Please transcribe the data that follows without the pictures, keeping every word the same.

-------- Items --------

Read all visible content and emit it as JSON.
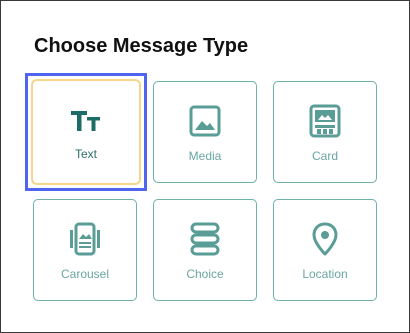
{
  "title": "Choose Message Type",
  "colors": {
    "accent": "#5a9c96",
    "accent_dark": "#1e6c66",
    "tile_border": "#6fb1ab",
    "selected_border": "#f5d68a",
    "focus_ring": "#4f65f0"
  },
  "selected": "Text",
  "types": [
    {
      "label": "Text",
      "icon": "text-format-icon"
    },
    {
      "label": "Media",
      "icon": "image-icon"
    },
    {
      "label": "Card",
      "icon": "card-icon"
    },
    {
      "label": "Carousel",
      "icon": "carousel-icon"
    },
    {
      "label": "Choice",
      "icon": "choice-list-icon"
    },
    {
      "label": "Location",
      "icon": "location-pin-icon"
    }
  ]
}
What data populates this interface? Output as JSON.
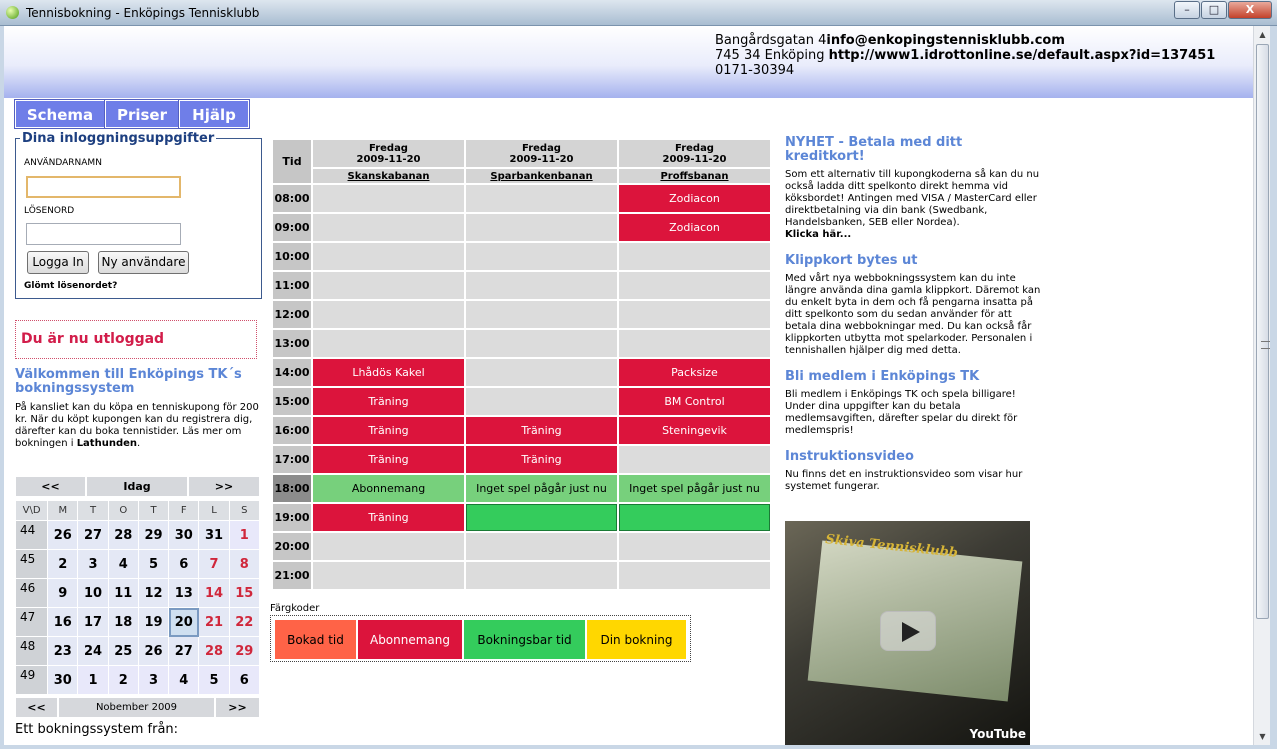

--------

## Response to this exercise
Read all visible content and emit it as JSON.
{
  "title": "Choose Message Type",
  "colors": {
    "accent": "#5a9c96",
    "accent_dark": "#1e6c66",
    "tile_border": "#6fb1ab",
    "selected_border": "#f5d68a",
    "focus_ring": "#4f65f0"
  },
  "selected": "Text",
  "types": [
    {
      "label": "Text",
      "icon": "text-format-icon"
    },
    {
      "label": "Media",
      "icon": "image-icon"
    },
    {
      "label": "Card",
      "icon": "card-icon"
    },
    {
      "label": "Carousel",
      "icon": "carousel-icon"
    },
    {
      "label": "Choice",
      "icon": "choice-list-icon"
    },
    {
      "label": "Location",
      "icon": "location-pin-icon"
    }
  ]
}
What data populates this interface? Output as JSON.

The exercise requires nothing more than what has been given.